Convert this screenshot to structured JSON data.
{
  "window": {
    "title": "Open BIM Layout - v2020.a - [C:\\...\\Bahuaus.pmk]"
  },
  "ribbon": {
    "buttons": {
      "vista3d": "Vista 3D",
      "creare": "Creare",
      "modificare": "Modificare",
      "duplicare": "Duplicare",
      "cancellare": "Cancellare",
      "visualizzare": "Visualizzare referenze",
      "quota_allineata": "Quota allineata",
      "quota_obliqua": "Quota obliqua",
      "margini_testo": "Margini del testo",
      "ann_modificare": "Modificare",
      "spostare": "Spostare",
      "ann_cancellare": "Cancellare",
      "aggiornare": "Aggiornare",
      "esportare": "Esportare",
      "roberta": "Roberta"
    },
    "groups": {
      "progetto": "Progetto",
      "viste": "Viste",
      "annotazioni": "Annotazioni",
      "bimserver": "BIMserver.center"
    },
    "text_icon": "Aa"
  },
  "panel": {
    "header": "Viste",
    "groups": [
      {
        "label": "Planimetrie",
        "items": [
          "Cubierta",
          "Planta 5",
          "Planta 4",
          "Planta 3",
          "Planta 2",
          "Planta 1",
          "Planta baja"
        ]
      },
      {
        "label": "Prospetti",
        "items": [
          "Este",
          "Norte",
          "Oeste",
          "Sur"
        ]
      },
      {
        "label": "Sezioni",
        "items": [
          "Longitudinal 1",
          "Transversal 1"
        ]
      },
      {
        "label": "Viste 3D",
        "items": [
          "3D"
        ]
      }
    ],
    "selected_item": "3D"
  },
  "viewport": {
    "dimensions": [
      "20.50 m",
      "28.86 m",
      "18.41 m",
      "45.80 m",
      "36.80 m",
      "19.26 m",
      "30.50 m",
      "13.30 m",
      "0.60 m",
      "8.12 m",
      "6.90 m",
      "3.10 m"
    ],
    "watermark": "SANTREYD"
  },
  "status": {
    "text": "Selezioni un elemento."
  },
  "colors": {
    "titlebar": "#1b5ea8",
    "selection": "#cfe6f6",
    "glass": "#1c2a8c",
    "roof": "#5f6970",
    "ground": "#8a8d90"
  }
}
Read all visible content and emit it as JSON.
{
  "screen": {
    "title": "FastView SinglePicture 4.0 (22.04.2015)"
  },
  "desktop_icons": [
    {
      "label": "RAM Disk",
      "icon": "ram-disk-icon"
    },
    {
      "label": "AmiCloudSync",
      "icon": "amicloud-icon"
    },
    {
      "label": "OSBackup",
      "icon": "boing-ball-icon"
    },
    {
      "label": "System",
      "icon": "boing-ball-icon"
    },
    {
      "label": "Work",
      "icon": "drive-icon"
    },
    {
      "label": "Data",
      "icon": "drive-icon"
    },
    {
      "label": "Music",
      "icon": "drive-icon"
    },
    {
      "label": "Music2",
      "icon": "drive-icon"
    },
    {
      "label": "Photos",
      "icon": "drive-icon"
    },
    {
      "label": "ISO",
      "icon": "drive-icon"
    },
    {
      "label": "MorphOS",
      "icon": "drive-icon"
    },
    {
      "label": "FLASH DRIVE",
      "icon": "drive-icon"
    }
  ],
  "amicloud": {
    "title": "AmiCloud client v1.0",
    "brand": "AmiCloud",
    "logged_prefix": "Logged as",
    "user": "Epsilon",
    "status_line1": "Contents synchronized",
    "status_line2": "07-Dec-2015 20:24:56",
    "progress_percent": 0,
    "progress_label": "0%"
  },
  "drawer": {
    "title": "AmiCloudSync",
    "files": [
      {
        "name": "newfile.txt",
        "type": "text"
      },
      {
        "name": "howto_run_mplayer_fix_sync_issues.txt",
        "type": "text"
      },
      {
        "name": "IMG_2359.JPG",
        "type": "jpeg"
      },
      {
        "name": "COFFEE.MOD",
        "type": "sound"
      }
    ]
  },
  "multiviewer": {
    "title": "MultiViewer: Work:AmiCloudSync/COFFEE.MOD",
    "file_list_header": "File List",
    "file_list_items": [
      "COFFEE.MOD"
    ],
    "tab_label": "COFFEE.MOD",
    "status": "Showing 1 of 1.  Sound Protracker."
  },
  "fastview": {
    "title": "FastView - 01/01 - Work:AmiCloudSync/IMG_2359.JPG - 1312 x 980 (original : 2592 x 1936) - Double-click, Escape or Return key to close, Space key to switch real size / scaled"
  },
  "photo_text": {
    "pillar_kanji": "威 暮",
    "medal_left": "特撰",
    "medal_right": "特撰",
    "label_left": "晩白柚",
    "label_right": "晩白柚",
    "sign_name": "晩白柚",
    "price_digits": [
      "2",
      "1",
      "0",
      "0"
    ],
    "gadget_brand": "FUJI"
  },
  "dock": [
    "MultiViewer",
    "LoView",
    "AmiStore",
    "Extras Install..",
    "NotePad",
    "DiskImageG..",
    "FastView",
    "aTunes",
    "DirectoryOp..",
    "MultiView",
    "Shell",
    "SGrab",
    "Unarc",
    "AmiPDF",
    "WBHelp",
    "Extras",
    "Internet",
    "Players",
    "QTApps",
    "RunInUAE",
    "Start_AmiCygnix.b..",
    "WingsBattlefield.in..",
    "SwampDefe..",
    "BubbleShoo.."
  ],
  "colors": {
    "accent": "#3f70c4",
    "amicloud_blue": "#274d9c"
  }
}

________________________

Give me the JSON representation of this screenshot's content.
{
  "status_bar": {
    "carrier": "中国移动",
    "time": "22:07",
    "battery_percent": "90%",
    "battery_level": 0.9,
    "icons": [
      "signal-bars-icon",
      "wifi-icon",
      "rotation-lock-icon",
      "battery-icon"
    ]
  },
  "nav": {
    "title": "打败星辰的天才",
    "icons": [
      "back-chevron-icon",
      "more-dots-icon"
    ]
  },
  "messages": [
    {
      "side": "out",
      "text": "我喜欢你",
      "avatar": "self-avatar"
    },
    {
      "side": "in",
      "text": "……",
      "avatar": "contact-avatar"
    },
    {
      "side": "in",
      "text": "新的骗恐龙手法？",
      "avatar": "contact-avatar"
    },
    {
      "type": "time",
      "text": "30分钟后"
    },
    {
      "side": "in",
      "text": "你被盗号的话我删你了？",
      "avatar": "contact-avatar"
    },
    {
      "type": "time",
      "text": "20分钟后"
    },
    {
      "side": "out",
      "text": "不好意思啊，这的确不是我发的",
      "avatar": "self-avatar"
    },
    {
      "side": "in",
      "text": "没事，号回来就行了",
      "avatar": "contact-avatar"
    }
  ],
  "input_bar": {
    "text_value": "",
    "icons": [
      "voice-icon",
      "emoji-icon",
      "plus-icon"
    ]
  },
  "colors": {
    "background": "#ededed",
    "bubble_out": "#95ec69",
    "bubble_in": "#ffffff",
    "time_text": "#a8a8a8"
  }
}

________________________

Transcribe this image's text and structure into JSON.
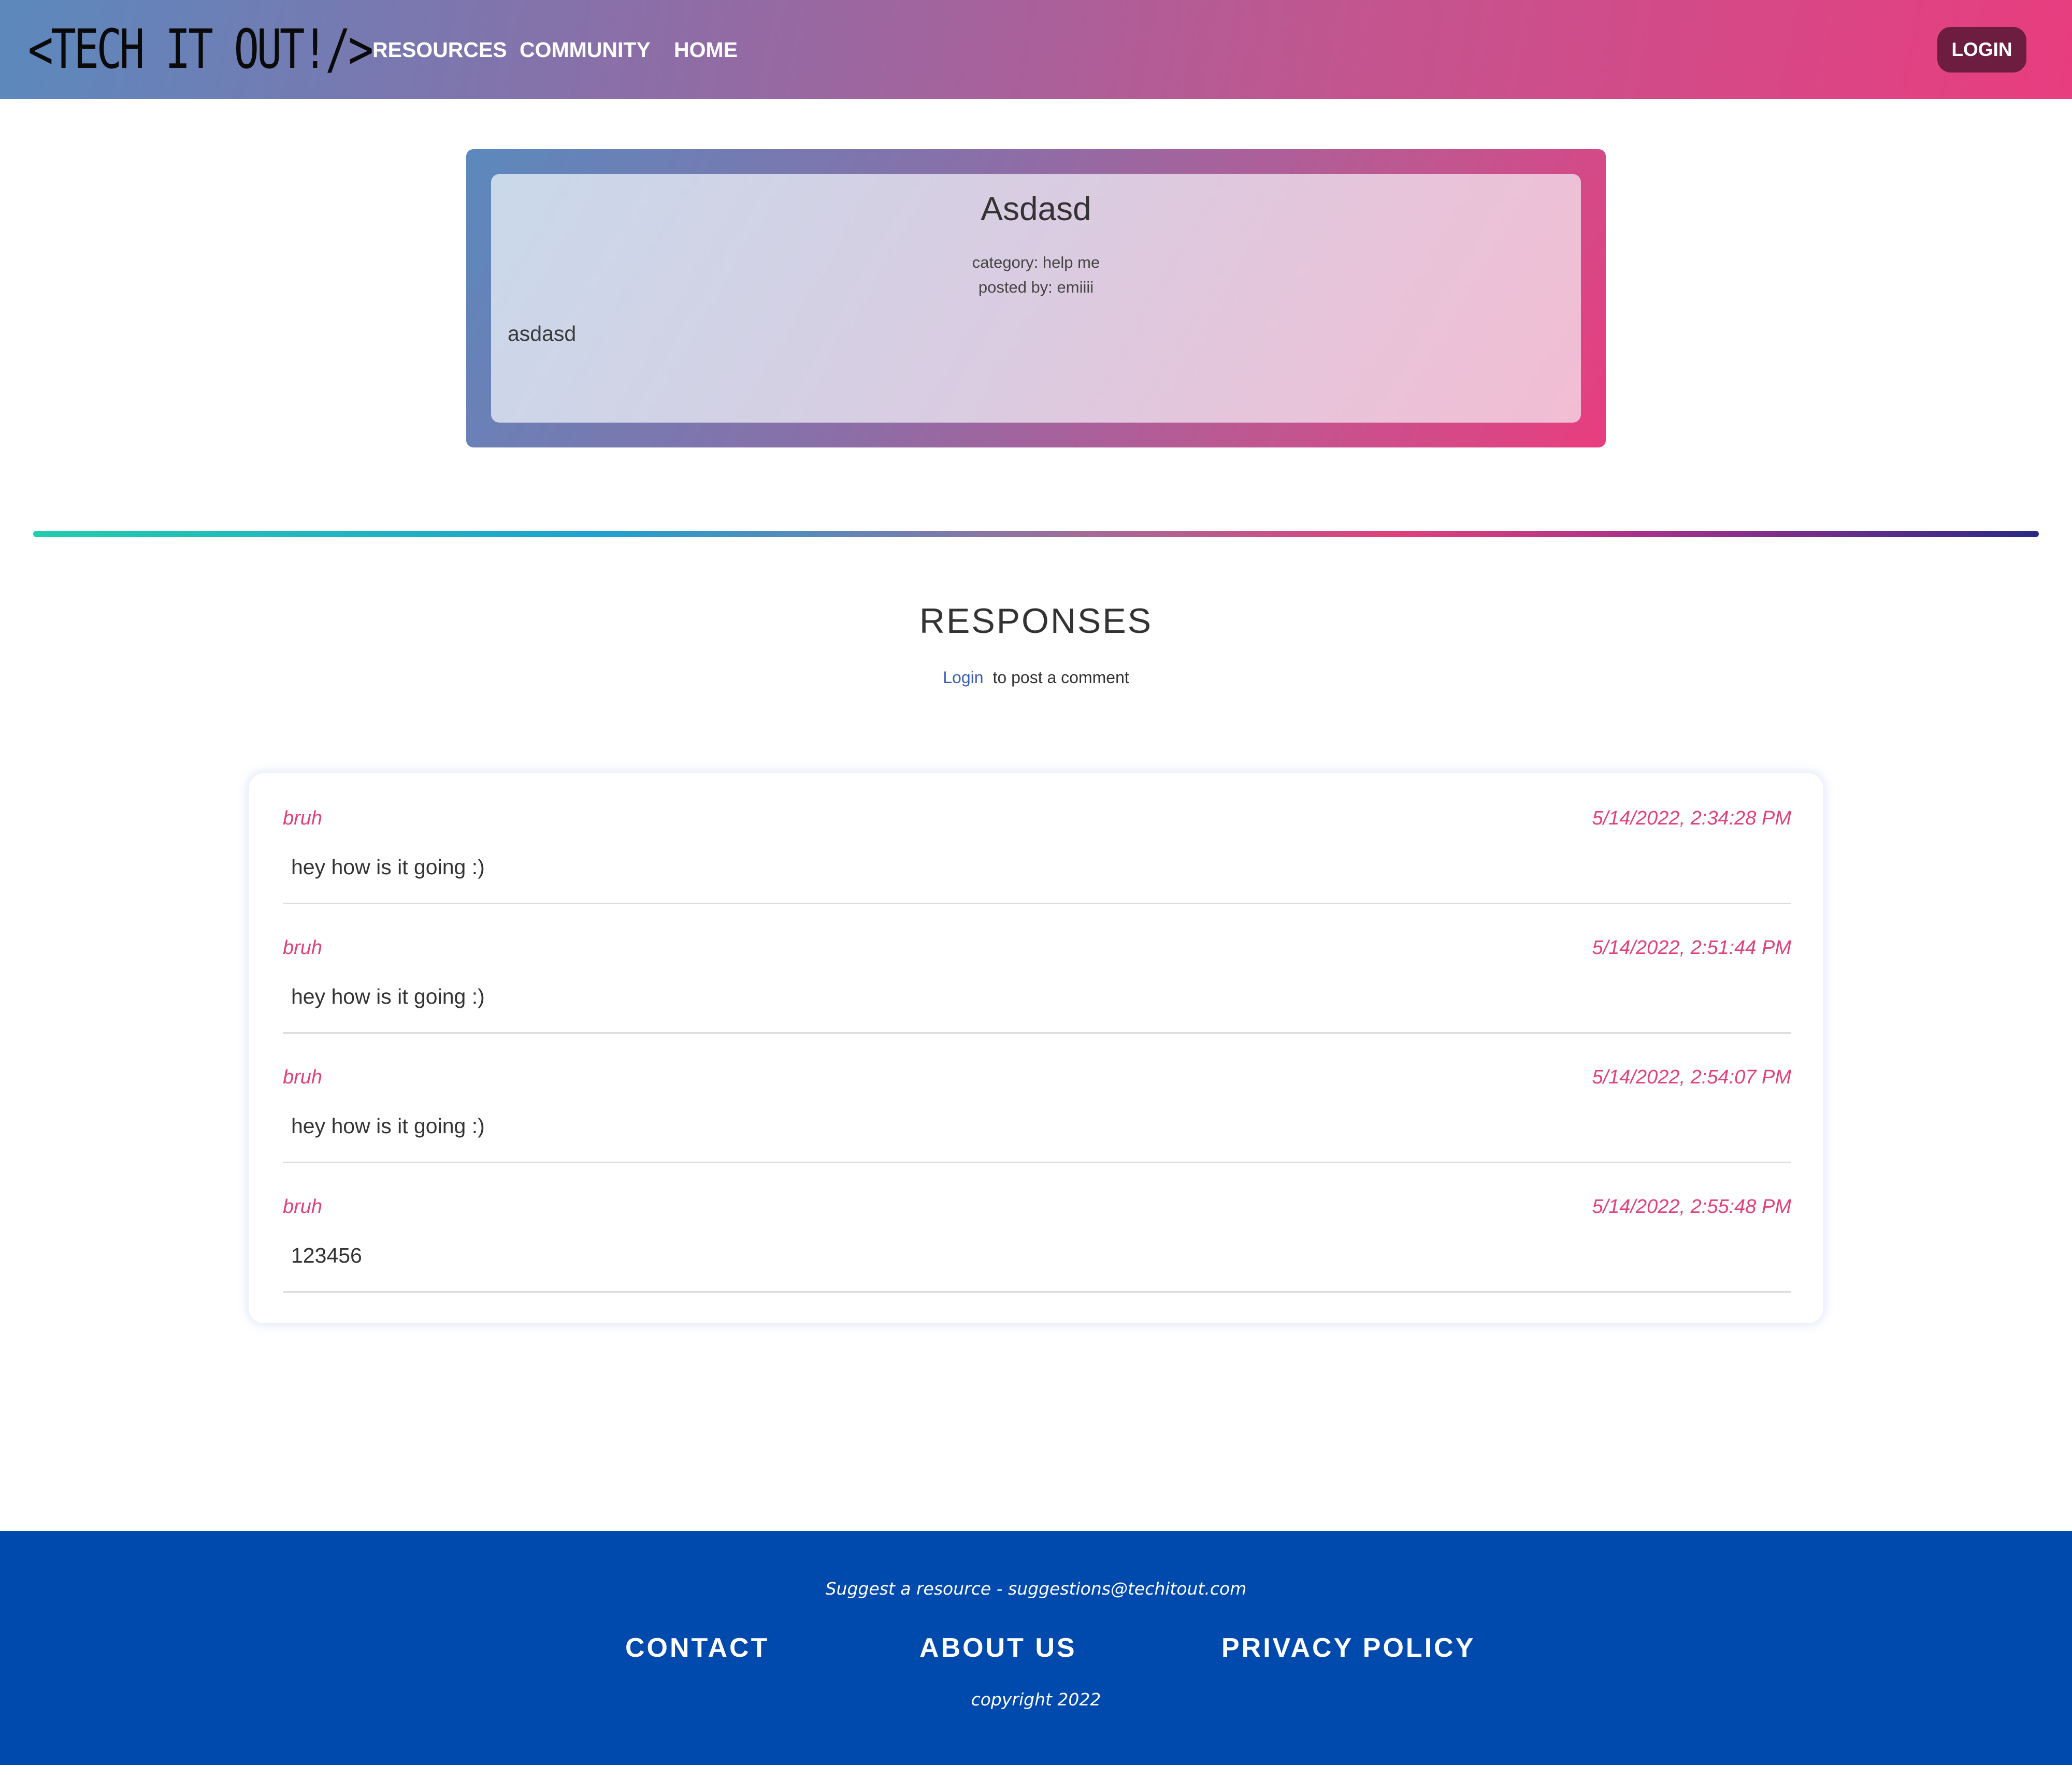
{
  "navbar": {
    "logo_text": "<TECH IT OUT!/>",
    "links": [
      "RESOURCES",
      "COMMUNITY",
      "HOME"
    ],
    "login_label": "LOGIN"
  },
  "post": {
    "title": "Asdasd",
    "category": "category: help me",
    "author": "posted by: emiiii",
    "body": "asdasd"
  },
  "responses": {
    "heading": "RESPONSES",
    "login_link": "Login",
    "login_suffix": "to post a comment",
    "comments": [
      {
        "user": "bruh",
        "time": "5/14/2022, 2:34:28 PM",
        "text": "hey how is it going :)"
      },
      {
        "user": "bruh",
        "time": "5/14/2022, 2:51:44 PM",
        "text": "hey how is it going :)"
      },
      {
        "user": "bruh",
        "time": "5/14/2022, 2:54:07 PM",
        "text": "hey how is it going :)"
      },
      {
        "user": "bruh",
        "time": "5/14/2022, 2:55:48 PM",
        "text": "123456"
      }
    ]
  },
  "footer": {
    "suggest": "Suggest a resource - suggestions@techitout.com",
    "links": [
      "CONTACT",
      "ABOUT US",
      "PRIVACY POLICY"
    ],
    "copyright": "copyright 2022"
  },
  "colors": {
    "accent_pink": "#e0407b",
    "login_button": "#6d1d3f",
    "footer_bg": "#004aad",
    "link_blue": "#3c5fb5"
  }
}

________________________

- WORK INSTRUCTIONS:
Determine how many lines include the word "Cancellare" and report that number by itself.

- THE ANSWER:
2